* [Supplied records]
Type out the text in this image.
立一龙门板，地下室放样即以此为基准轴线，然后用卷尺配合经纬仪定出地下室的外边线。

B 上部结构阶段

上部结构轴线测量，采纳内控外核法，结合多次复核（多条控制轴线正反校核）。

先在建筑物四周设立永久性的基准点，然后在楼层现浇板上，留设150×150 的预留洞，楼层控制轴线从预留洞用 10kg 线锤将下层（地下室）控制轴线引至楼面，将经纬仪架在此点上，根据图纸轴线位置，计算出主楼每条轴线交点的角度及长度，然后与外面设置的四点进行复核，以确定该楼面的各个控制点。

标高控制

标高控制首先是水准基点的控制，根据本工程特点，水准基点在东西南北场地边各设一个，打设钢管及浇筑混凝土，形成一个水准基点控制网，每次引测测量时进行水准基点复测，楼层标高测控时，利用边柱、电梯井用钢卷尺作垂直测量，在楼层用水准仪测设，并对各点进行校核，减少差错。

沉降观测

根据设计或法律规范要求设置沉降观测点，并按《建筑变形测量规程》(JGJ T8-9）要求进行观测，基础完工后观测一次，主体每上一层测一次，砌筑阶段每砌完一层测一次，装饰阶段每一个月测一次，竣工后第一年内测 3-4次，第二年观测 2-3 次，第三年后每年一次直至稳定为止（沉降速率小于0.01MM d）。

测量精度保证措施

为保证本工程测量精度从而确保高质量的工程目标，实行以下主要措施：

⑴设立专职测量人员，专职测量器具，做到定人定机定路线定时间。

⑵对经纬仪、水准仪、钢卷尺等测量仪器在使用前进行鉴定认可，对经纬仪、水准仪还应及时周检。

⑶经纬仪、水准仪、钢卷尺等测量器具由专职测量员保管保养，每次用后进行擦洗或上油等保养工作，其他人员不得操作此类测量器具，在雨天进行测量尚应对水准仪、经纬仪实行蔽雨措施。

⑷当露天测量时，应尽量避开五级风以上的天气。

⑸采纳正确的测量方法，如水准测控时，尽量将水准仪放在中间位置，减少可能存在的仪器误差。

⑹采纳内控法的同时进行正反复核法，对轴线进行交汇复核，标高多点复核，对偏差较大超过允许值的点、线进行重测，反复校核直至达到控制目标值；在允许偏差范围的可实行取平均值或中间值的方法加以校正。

* [Your objective]
Output the records exactly, including every line.

* [Correct output]
Type out the text in this image.
立一龙门板，地下室放样即以此为基准轴线，然后用卷尺配合经纬仪定出地下室的外边线。

B 上部结构阶段

上部结构轴线测量，采纳内控外核法，结合多次复核（多条控制轴线正反校核）。

先在建筑物四周设立永久性的基准点，然后在楼层现浇板上，留设150×150 的预留洞，楼层控制轴线从预留洞用 10kg 线锤将下层（地下室）控制轴线引至楼面，将经纬仪架在此点上，根据图纸轴线位置，计算出主楼每条轴线交点的角度及长度，然后与外面设置的四点进行复核，以确定该楼面的各个控制点。

标高控制

标高控制首先是水准基点的控制，根据本工程特点，水准基点在东西南北场地边各设一个，打设钢管及浇筑混凝土，形成一个水准基点控制网，每次引测测量时进行水准基点复测，楼层标高测控时，利用边柱、电梯井用钢卷尺作垂直测量，在楼层用水准仪测设，并对各点进行校核，减少差错。

沉降观测

根据设计或法律规范要求设置沉降观测点，并按《建筑变形测量规程》(JGJ T8-9）要求进行观测，基础完工后观测一次，主体每上一层测一次，砌筑阶段每砌完一层测一次，装饰阶段每一个月测一次，竣工后第一年内测 3-4次，第二年观测 2-3 次，第三年后每年一次直至稳定为止（沉降速率小于0.01MM d）。

测量精度保证措施

为保证本工程测量精度从而确保高质量的工程目标，实行以下主要措施：

⑴设立专职测量人员，专职测量器具，做到定人定机定路线定时间。

⑵对经纬仪、水准仪、钢卷尺等测量仪器在使用前进行鉴定认可，对经纬仪、水准仪还应及时周检。

⑶经纬仪、水准仪、钢卷尺等测量器具由专职测量员保管保养，每次用后进行擦洗或上油等保养工作，其他人员不得操作此类测量器具，在雨天进行测量尚应对水准仪、经纬仪实行蔽雨措施。

⑷当露天测量时，应尽量避开五级风以上的天气。

⑸采纳正确的测量方法，如水准测控时，尽量将水准仪放在中间位置，减少可能存在的仪器误差。

⑹采纳内控法的同时进行正反复核法，对轴线进行交汇复核，标高多点复核，对偏差较大超过允许值的点、线进行重测，反复校核直至达到控制目标值；在允许偏差范围的可实行取平均值或中间值的方法加以校正。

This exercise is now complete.